* **TASK DESCRIPTION**: Write out the listing in full, matching it word for word.

* **RECORDS FOR THE EXERCISE**:

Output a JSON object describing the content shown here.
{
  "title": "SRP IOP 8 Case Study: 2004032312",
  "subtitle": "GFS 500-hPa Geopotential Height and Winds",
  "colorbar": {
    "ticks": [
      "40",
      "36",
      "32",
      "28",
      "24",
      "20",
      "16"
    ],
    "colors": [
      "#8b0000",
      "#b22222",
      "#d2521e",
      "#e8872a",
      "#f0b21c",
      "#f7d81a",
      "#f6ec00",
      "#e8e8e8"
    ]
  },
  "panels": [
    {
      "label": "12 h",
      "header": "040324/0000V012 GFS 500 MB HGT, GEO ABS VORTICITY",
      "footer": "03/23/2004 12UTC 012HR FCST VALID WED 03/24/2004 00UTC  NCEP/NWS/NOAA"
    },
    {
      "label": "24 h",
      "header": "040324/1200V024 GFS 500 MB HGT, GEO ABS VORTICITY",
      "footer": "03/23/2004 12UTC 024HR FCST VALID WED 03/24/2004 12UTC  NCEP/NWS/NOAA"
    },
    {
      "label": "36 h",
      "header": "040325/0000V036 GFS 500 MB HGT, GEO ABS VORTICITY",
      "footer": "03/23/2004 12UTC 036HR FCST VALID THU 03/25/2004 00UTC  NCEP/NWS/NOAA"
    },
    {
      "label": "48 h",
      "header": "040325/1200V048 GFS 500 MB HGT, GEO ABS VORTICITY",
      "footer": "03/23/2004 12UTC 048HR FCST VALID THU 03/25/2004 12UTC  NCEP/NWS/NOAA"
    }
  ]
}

* **RESULT OF THE TASK**:
Output a JSON object describing the content shown here.
{
  "title": "SRP IOP 8 Case Study: 2004032312",
  "subtitle": "GFS 500-hPa Geopotential Height and Winds",
  "colorbar": {
    "ticks": [
      "40",
      "36",
      "32",
      "28",
      "24",
      "20",
      "16"
    ],
    "colors": [
      "#8b0000",
      "#b22222",
      "#d2521e",
      "#e8872a",
      "#f0b21c",
      "#f7d81a",
      "#f6ec00",
      "#e8e8e8"
    ]
  },
  "panels": [
    {
      "label": "12 h",
      "header": "040324/0000V012 GFS 500 MB HGT, GEO ABS VORTICITY",
      "footer": "03/23/2004 12UTC 012HR FCST VALID WED 03/24/2004 00UTC  NCEP/NWS/NOAA"
    },
    {
      "label": "24 h",
      "header": "040324/1200V024 GFS 500 MB HGT, GEO ABS VORTICITY",
      "footer": "03/23/2004 12UTC 024HR FCST VALID WED 03/24/2004 12UTC  NCEP/NWS/NOAA"
    },
    {
      "label": "36 h",
      "header": "040325/0000V036 GFS 500 MB HGT, GEO ABS VORTICITY",
      "footer": "03/23/2004 12UTC 036HR FCST VALID THU 03/25/2004 00UTC  NCEP/NWS/NOAA"
    },
    {
      "label": "48 h",
      "header": "040325/1200V048 GFS 500 MB HGT, GEO ABS VORTICITY",
      "footer": "03/23/2004 12UTC 048HR FCST VALID THU 03/25/2004 12UTC  NCEP/NWS/NOAA"
    }
  ]
}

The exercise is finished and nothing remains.